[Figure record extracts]
## BEGIN
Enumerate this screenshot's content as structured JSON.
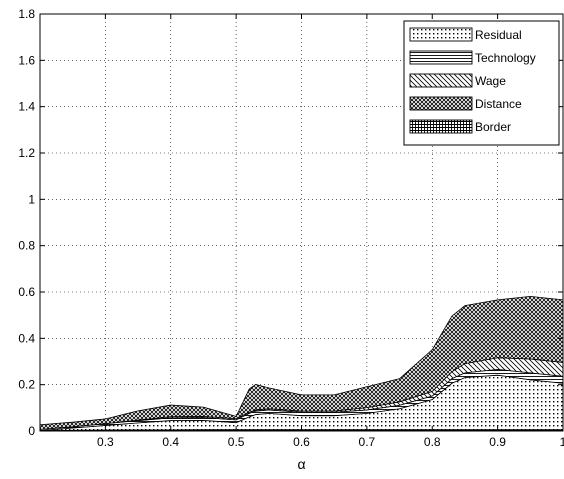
{
  "chart_data": {
    "type": "area",
    "stacked": true,
    "title": "",
    "xlabel": "α",
    "ylabel": "",
    "xlim": [
      0.2,
      1.0
    ],
    "ylim": [
      0,
      1.8
    ],
    "grid": true,
    "legend_position": "top-right",
    "x_ticks": [
      "0.3",
      "0.4",
      "0.5",
      "0.6",
      "0.7",
      "0.8",
      "0.9",
      "1"
    ],
    "y_ticks": [
      "0",
      "0.2",
      "0.4",
      "0.6",
      "0.8",
      "1",
      "1.2",
      "1.4",
      "1.6",
      "1.8"
    ],
    "x": [
      0.2,
      0.25,
      0.3,
      0.35,
      0.4,
      0.45,
      0.5,
      0.52,
      0.53,
      0.55,
      0.6,
      0.65,
      0.7,
      0.75,
      0.8,
      0.83,
      0.85,
      0.9,
      0.95,
      1.0
    ],
    "series": [
      {
        "name": "Border",
        "pattern": "grid",
        "values": [
          0.002,
          0.003,
          0.004,
          0.005,
          0.005,
          0.006,
          0.006,
          0.006,
          0.006,
          0.006,
          0.006,
          0.006,
          0.006,
          0.006,
          0.006,
          0.006,
          0.006,
          0.006,
          0.006,
          0.006
        ]
      },
      {
        "name": "Residual",
        "pattern": "dots",
        "values": [
          0.0,
          0.01,
          0.02,
          0.03,
          0.04,
          0.04,
          0.03,
          0.055,
          0.065,
          0.07,
          0.06,
          0.06,
          0.07,
          0.09,
          0.13,
          0.2,
          0.225,
          0.235,
          0.215,
          0.2
        ]
      },
      {
        "name": "Technology",
        "pattern": "horizontal",
        "values": [
          0.005,
          0.005,
          0.008,
          0.01,
          0.012,
          0.012,
          0.012,
          0.015,
          0.015,
          0.015,
          0.015,
          0.015,
          0.015,
          0.015,
          0.015,
          0.02,
          0.02,
          0.025,
          0.03,
          0.03
        ]
      },
      {
        "name": "Wage",
        "pattern": "diagonal",
        "values": [
          0.0,
          0.0,
          0.0,
          0.002,
          0.005,
          0.005,
          0.005,
          0.005,
          0.005,
          0.005,
          0.005,
          0.005,
          0.01,
          0.015,
          0.02,
          0.03,
          0.04,
          0.05,
          0.06,
          0.06
        ]
      },
      {
        "name": "Distance",
        "pattern": "crosshatch",
        "values": [
          0.02,
          0.02,
          0.02,
          0.04,
          0.05,
          0.04,
          0.01,
          0.1,
          0.11,
          0.09,
          0.07,
          0.07,
          0.09,
          0.1,
          0.18,
          0.24,
          0.25,
          0.25,
          0.27,
          0.27
        ]
      }
    ],
    "legend_order": [
      "Residual",
      "Technology",
      "Wage",
      "Distance",
      "Border"
    ]
  }
}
## END
*WHAT YOU NEED TO DO*
Without the pictures, write out every entry precisely as it appears.

*COMPLETED EXERCISE*
Enumerate this screenshot's content as structured JSON.
{
  "chart_data": {
    "type": "area",
    "stacked": true,
    "title": "",
    "xlabel": "α",
    "ylabel": "",
    "xlim": [
      0.2,
      1.0
    ],
    "ylim": [
      0,
      1.8
    ],
    "grid": true,
    "legend_position": "top-right",
    "x_ticks": [
      "0.3",
      "0.4",
      "0.5",
      "0.6",
      "0.7",
      "0.8",
      "0.9",
      "1"
    ],
    "y_ticks": [
      "0",
      "0.2",
      "0.4",
      "0.6",
      "0.8",
      "1",
      "1.2",
      "1.4",
      "1.6",
      "1.8"
    ],
    "x": [
      0.2,
      0.25,
      0.3,
      0.35,
      0.4,
      0.45,
      0.5,
      0.52,
      0.53,
      0.55,
      0.6,
      0.65,
      0.7,
      0.75,
      0.8,
      0.83,
      0.85,
      0.9,
      0.95,
      1.0
    ],
    "series": [
      {
        "name": "Border",
        "pattern": "grid",
        "values": [
          0.002,
          0.003,
          0.004,
          0.005,
          0.005,
          0.006,
          0.006,
          0.006,
          0.006,
          0.006,
          0.006,
          0.006,
          0.006,
          0.006,
          0.006,
          0.006,
          0.006,
          0.006,
          0.006,
          0.006
        ]
      },
      {
        "name": "Residual",
        "pattern": "dots",
        "values": [
          0.0,
          0.01,
          0.02,
          0.03,
          0.04,
          0.04,
          0.03,
          0.055,
          0.065,
          0.07,
          0.06,
          0.06,
          0.07,
          0.09,
          0.13,
          0.2,
          0.225,
          0.235,
          0.215,
          0.2
        ]
      },
      {
        "name": "Technology",
        "pattern": "horizontal",
        "values": [
          0.005,
          0.005,
          0.008,
          0.01,
          0.012,
          0.012,
          0.012,
          0.015,
          0.015,
          0.015,
          0.015,
          0.015,
          0.015,
          0.015,
          0.015,
          0.02,
          0.02,
          0.025,
          0.03,
          0.03
        ]
      },
      {
        "name": "Wage",
        "pattern": "diagonal",
        "values": [
          0.0,
          0.0,
          0.0,
          0.002,
          0.005,
          0.005,
          0.005,
          0.005,
          0.005,
          0.005,
          0.005,
          0.005,
          0.01,
          0.015,
          0.02,
          0.03,
          0.04,
          0.05,
          0.06,
          0.06
        ]
      },
      {
        "name": "Distance",
        "pattern": "crosshatch",
        "values": [
          0.02,
          0.02,
          0.02,
          0.04,
          0.05,
          0.04,
          0.01,
          0.1,
          0.11,
          0.09,
          0.07,
          0.07,
          0.09,
          0.1,
          0.18,
          0.24,
          0.25,
          0.25,
          0.27,
          0.27
        ]
      }
    ],
    "legend_order": [
      "Residual",
      "Technology",
      "Wage",
      "Distance",
      "Border"
    ]
  }
}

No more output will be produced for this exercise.